● **WRITTEN EXERCISE**: Turn everything from the line containing "- spectrogram-cell: [297, 213, 301, 221]" down to the line containing "- spectrogram-cell: [444, 143, 448, 149]" into a Markdown table with the columns Number and Row line, skipping any blank lines.

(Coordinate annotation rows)
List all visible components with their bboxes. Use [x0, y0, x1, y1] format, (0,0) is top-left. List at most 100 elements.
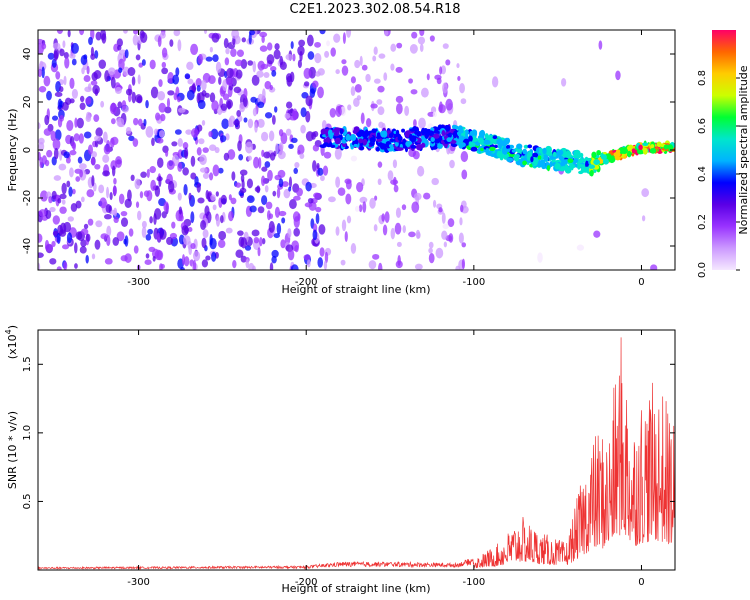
- spectrogram-cell: [297, 213, 301, 221]
- spectrogram-cell: [74, 263, 78, 269]
- spectrogram-cell: [312, 229, 318, 241]
- spectrogram-cell: [264, 112, 273, 119]
- spectrogram-cell: [420, 87, 429, 98]
- spectrogram-cell: [344, 178, 352, 185]
- spectrogram-cell: [164, 106, 172, 114]
- spectrogram-cell: [131, 91, 136, 104]
- spectrogram-cell: [259, 31, 268, 38]
- spectrogram-cell: [413, 119, 417, 128]
- spectrogram-cell: [183, 147, 189, 160]
- spectrogram-cell: [117, 101, 123, 109]
- spectrogram-cell: [202, 172, 210, 179]
- spectrogram-cell: [80, 228, 89, 236]
- spectrogram-cell: [522, 148, 527, 155]
- spectrogram-cell: [190, 211, 195, 224]
- spectrogram-cell: [39, 60, 44, 67]
- spectrogram-cell: [271, 69, 277, 77]
- spectrogram-cell: [248, 262, 255, 270]
- colorbar-tick-label: 0.6: [697, 118, 708, 134]
- spectrogram-cell: [141, 220, 147, 229]
- spectrogram-cell: [447, 218, 455, 228]
- y-tick-label: 20: [22, 96, 33, 109]
- spectrogram-cell: [87, 218, 94, 226]
- spectrogram-cell: [114, 86, 122, 95]
- spectrogram-cell: [143, 190, 150, 197]
- snr-x-ticks: -300 -200 -100 0: [127, 330, 645, 588]
- spectrogram-cell: [561, 77, 567, 87]
- spectrogram-cell: [158, 175, 162, 188]
- spectrogram-cell: [340, 259, 346, 266]
- spectrogram-cell: [104, 258, 113, 265]
- spectrogram-cell: [444, 143, 448, 149]
- spectrogram-cell: [69, 150, 77, 156]
- spectrogram-cell: [209, 46, 213, 53]
- spectrogram-cell: [416, 132, 422, 137]
- spectrogram-cell: [527, 144, 533, 149]
- spectrogram-cell: [585, 160, 589, 169]
- spectrogram-cell: [307, 51, 315, 60]
- spectrogram-cell: [552, 151, 557, 158]
- spectrogram-cell: [41, 43, 47, 50]
- spectrogram-cell: [246, 195, 255, 204]
- spectrogram-cell: [203, 30, 207, 35]
- spectrogram-cell: [260, 63, 269, 70]
- spectrogram-cell: [324, 50, 330, 58]
- spectrogram-cell: [513, 154, 520, 162]
- spectrogram-cell: [211, 100, 219, 112]
- spectrogram-cell: [373, 78, 381, 84]
- spectrogram-cell: [132, 34, 139, 46]
- spectrogram-cell: [487, 150, 492, 156]
- spectrogram-cell: [141, 59, 146, 66]
- spectrogram-cell: [49, 207, 56, 213]
- spectrogram-cell: [133, 30, 139, 35]
- spectrogram-cell: [279, 55, 284, 66]
- spectrogram-cell: [315, 213, 320, 225]
- spectrogram-cell: [276, 188, 281, 199]
- spectrogram-cell: [335, 105, 342, 118]
- spectrogram-cell: [197, 99, 206, 110]
- spectrogram-cell: [390, 179, 399, 185]
- spectrogram-cell: [177, 161, 183, 172]
- spectrogram-cell: [428, 253, 435, 264]
- spectrogram-cell: [532, 152, 539, 158]
- spectrogram-cell: [125, 88, 133, 96]
- spectrogram-cell: [396, 147, 404, 151]
- spectrogram-cell: [378, 53, 386, 59]
- spectrogram-cell: [445, 98, 453, 111]
- spectrogram-cell: [265, 201, 273, 210]
- spectrogram-cell: [236, 49, 244, 57]
- spectrogram-cell: [381, 213, 385, 222]
- spectrogram-cell: [177, 107, 186, 113]
- spectrogram-cell: [182, 235, 191, 246]
- spectrogram-cell: [110, 76, 116, 89]
- spectrogram-cell: [377, 178, 382, 186]
- spectrogram-cell: [38, 137, 45, 145]
- spectrogram-cell: [124, 49, 129, 59]
- spectrogram-cell: [180, 266, 185, 270]
- spectrogram-cell: [71, 88, 78, 99]
- spectrogram-cell: [370, 103, 378, 109]
- spectrogram-cell: [384, 30, 389, 36]
- snr-y-scale-base: (x10: [6, 334, 19, 359]
- spectrogram-cell: [359, 146, 364, 151]
- spectrogram-cell: [414, 263, 423, 270]
- spectrogram-cell: [140, 171, 147, 178]
- spectrogram-cell: [225, 133, 230, 141]
- spectrogram-cell: [103, 144, 111, 155]
- spectrogram-cell: [103, 131, 108, 143]
- spectrogram-cell: [522, 160, 528, 166]
- spectrogram-cell: [303, 254, 311, 261]
- spectrogram-cell: [554, 162, 561, 170]
- spectrogram-cell: [271, 249, 279, 258]
- spectrogram-cell: [43, 75, 51, 87]
- spectrogram-cell: [125, 126, 132, 135]
- spectrogram-cell: [294, 244, 299, 253]
- spectrogram-cell: [187, 78, 194, 85]
- spectrogram-cell: [423, 192, 431, 200]
- spectrogram-cell: [496, 151, 502, 158]
- spectrogram-cell: [312, 144, 320, 152]
- spectrogram-cell: [319, 30, 326, 35]
- spectrogram-cell: [252, 60, 257, 73]
- spectrogram-cell: [231, 171, 236, 181]
- spectrogram-cell: [131, 76, 136, 86]
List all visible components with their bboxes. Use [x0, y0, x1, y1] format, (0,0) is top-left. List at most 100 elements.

● **WRITTEN ANSWER**:
| Number | Row line |
|---|---|
| 1 | - spectrogram-cell: [297, 213, 301, 221] |
| 2 | - spectrogram-cell: [74, 263, 78, 269] |
| 3 | - spectrogram-cell: [312, 229, 318, 241] |
| 4 | - spectrogram-cell: [264, 112, 273, 119] |
| 5 | - spectrogram-cell: [420, 87, 429, 98] |
| 6 | - spectrogram-cell: [344, 178, 352, 185] |
| 7 | - spectrogram-cell: [164, 106, 172, 114] |
| 8 | - spectrogram-cell: [131, 91, 136, 104] |
| 9 | - spectrogram-cell: [259, 31, 268, 38] |
| 10 | - spectrogram-cell: [413, 119, 417, 128] |
| 11 | - spectrogram-cell: [183, 147, 189, 160] |
| 12 | - spectrogram-cell: [117, 101, 123, 109] |
| 13 | - spectrogram-cell: [202, 172, 210, 179] |
| 14 | - spectrogram-cell: [80, 228, 89, 236] |
| 15 | - spectrogram-cell: [522, 148, 527, 155] |
| 16 | - spectrogram-cell: [190, 211, 195, 224] |
| 17 | - spectrogram-cell: [39, 60, 44, 67] |
| 18 | - spectrogram-cell: [271, 69, 277, 77] |
| 19 | - spectrogram-cell: [248, 262, 255, 270] |
| 20 | - colorbar-tick-label: 0.6: [697, 118, 708, 134] |
| 21 | - spectrogram-cell: [141, 220, 147, 229] |
| 22 | - spectrogram-cell: [447, 218, 455, 228] |
| 23 | - y-tick-label: 20: [22, 96, 33, 109] |
| 24 | - spectrogram-cell: [87, 218, 94, 226] |
| 25 | - spectrogram-cell: [114, 86, 122, 95] |
| 26 | - spectrogram-cell: [143, 190, 150, 197] |
| 27 | - snr-x-ticks: -300 -200 -100 0: [127, 330, 645, 588] |
| 28 | - spectrogram-cell: [561, 77, 567, 87] |
| 29 | - spectrogram-cell: [158, 175, 162, 188] |
| 30 | - spectrogram-cell: [340, 259, 346, 266] |
| 31 | - spectrogram-cell: [104, 258, 113, 265] |
| 32 | - spectrogram-cell: [444, 143, 448, 149] |